** start **

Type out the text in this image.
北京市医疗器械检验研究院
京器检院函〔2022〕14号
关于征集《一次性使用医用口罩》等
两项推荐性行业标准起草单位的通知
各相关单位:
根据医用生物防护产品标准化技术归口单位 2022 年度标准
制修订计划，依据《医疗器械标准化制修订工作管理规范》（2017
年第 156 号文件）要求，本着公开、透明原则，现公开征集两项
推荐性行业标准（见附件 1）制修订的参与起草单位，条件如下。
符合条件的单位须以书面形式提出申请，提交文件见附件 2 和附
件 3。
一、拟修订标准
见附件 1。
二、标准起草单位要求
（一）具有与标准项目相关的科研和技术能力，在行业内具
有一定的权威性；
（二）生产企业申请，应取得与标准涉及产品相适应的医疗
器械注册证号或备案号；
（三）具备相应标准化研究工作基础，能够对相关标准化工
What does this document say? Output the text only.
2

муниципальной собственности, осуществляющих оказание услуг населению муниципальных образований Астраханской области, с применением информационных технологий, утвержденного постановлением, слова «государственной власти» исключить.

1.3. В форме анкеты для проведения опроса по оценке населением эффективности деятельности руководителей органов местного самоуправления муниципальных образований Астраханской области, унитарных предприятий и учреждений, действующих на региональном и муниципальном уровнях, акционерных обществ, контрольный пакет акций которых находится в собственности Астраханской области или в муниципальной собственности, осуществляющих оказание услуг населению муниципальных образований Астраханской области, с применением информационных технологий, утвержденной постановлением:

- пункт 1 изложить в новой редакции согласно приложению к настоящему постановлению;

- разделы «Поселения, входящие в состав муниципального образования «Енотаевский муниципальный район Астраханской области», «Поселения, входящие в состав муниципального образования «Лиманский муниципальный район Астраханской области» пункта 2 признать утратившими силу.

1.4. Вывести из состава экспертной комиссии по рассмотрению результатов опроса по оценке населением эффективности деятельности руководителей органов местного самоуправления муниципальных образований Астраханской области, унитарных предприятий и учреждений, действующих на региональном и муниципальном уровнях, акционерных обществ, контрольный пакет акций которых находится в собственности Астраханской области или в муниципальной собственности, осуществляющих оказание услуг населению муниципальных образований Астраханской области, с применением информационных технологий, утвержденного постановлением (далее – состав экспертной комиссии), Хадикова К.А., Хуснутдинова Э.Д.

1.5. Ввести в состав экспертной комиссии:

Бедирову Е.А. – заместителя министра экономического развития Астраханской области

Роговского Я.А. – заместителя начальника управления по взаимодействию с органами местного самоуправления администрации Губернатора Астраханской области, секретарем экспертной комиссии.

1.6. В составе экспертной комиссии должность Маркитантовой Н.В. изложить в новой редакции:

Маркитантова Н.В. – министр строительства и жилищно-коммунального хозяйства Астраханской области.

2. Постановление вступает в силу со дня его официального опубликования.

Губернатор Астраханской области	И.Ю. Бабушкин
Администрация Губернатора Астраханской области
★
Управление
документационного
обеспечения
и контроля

** end **

Restate every entry word for word.

Type out the text in this image.
北京市医疗器械检验研究院
京器检院函〔2022〕14号
关于征集《一次性使用医用口罩》等
两项推荐性行业标准起草单位的通知
各相关单位:
根据医用生物防护产品标准化技术归口单位 2022 年度标准
制修订计划，依据《医疗器械标准化制修订工作管理规范》（2017
年第 156 号文件）要求，本着公开、透明原则，现公开征集两项
推荐性行业标准（见附件 1）制修订的参与起草单位，条件如下。
符合条件的单位须以书面形式提出申请，提交文件见附件 2 和附
件 3。
一、拟修订标准
见附件 1。
二、标准起草单位要求
（一）具有与标准项目相关的科研和技术能力，在行业内具
有一定的权威性；
（二）生产企业申请，应取得与标准涉及产品相适应的医疗
器械注册证号或备案号；
（三）具备相应标准化研究工作基础，能够对相关标准化工
What does this document say? Output the text only.
2

муниципальной собственности, осуществляющих оказание услуг населению муниципальных образований Астраханской области, с применением информационных технологий, утвержденного постановлением, слова «государственной власти» исключить.

1.3. В форме анкеты для проведения опроса по оценке населением эффективности деятельности руководителей органов местного самоуправления муниципальных образований Астраханской области, унитарных предприятий и учреждений, действующих на региональном и муниципальном уровнях, акционерных обществ, контрольный пакет акций которых находится в собственности Астраханской области или в муниципальной собственности, осуществляющих оказание услуг населению муниципальных образований Астраханской области, с применением информационных технологий, утвержденной постановлением:

- пункт 1 изложить в новой редакции согласно приложению к настоящему постановлению;

- разделы «Поселения, входящие в состав муниципального образования «Енотаевский муниципальный район Астраханской области», «Поселения, входящие в состав муниципального образования «Лиманский муниципальный район Астраханской области» пункта 2 признать утратившими силу.

1.4. Вывести из состава экспертной комиссии по рассмотрению результатов опроса по оценке населением эффективности деятельности руководителей органов местного самоуправления муниципальных образований Астраханской области, унитарных предприятий и учреждений, действующих на региональном и муниципальном уровнях, акционерных обществ, контрольный пакет акций которых находится в собственности Астраханской области или в муниципальной собственности, осуществляющих оказание услуг населению муниципальных образований Астраханской области, с применением информационных технологий, утвержденного постановлением (далее – состав экспертной комиссии), Хадикова К.А., Хуснутдинова Э.Д.

1.5. Ввести в состав экспертной комиссии:

Бедирову Е.А. – заместителя министра экономического развития Астраханской области

Роговского Я.А. – заместителя начальника управления по взаимодействию с органами местного самоуправления администрации Губернатора Астраханской области, секретарем экспертной комиссии.

1.6. В составе экспертной комиссии должность Маркитантовой Н.В. изложить в новой редакции:

Маркитантова Н.В. – министр строительства и жилищно-коммунального хозяйства Астраханской области.

2. Постановление вступает в силу со дня его официального опубликования.

Губернатор Астраханской области	И.Ю. Бабушкин
Администрация Губернатора Астраханской области
★
Управление
документационного
обеспечения
и контроля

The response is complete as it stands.